● Goal
Could you give the data below again, exactly and completely?

● Given data
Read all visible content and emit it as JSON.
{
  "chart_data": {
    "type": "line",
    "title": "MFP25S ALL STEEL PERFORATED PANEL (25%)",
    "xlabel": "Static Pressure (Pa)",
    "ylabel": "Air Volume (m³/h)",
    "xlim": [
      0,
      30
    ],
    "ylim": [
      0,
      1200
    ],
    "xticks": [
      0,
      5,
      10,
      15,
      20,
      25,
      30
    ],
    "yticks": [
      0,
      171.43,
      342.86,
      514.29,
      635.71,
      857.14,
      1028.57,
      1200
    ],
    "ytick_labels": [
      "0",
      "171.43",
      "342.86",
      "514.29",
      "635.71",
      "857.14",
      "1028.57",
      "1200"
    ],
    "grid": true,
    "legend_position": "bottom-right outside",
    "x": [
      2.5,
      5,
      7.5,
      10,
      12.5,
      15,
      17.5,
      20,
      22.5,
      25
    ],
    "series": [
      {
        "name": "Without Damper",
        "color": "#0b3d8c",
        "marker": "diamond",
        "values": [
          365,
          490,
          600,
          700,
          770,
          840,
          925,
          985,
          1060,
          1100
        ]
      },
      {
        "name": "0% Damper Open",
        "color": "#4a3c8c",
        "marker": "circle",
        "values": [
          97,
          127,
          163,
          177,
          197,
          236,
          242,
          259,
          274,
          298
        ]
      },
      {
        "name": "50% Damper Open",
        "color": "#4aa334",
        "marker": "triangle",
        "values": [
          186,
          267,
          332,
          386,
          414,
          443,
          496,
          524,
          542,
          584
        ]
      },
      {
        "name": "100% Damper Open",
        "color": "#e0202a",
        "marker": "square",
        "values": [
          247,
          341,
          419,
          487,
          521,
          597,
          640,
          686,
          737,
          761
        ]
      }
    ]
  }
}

● Correct response
Read all visible content and emit it as JSON.
{
  "chart_data": {
    "type": "line",
    "title": "MFP25S ALL STEEL PERFORATED PANEL (25%)",
    "xlabel": "Static Pressure (Pa)",
    "ylabel": "Air Volume (m³/h)",
    "xlim": [
      0,
      30
    ],
    "ylim": [
      0,
      1200
    ],
    "xticks": [
      0,
      5,
      10,
      15,
      20,
      25,
      30
    ],
    "yticks": [
      0,
      171.43,
      342.86,
      514.29,
      635.71,
      857.14,
      1028.57,
      1200
    ],
    "ytick_labels": [
      "0",
      "171.43",
      "342.86",
      "514.29",
      "635.71",
      "857.14",
      "1028.57",
      "1200"
    ],
    "grid": true,
    "legend_position": "bottom-right outside",
    "x": [
      2.5,
      5,
      7.5,
      10,
      12.5,
      15,
      17.5,
      20,
      22.5,
      25
    ],
    "series": [
      {
        "name": "Without Damper",
        "color": "#0b3d8c",
        "marker": "diamond",
        "values": [
          365,
          490,
          600,
          700,
          770,
          840,
          925,
          985,
          1060,
          1100
        ]
      },
      {
        "name": "0% Damper Open",
        "color": "#4a3c8c",
        "marker": "circle",
        "values": [
          97,
          127,
          163,
          177,
          197,
          236,
          242,
          259,
          274,
          298
        ]
      },
      {
        "name": "50% Damper Open",
        "color": "#4aa334",
        "marker": "triangle",
        "values": [
          186,
          267,
          332,
          386,
          414,
          443,
          496,
          524,
          542,
          584
        ]
      },
      {
        "name": "100% Damper Open",
        "color": "#e0202a",
        "marker": "square",
        "values": [
          247,
          341,
          419,
          487,
          521,
          597,
          640,
          686,
          737,
          761
        ]
      }
    ]
  }
}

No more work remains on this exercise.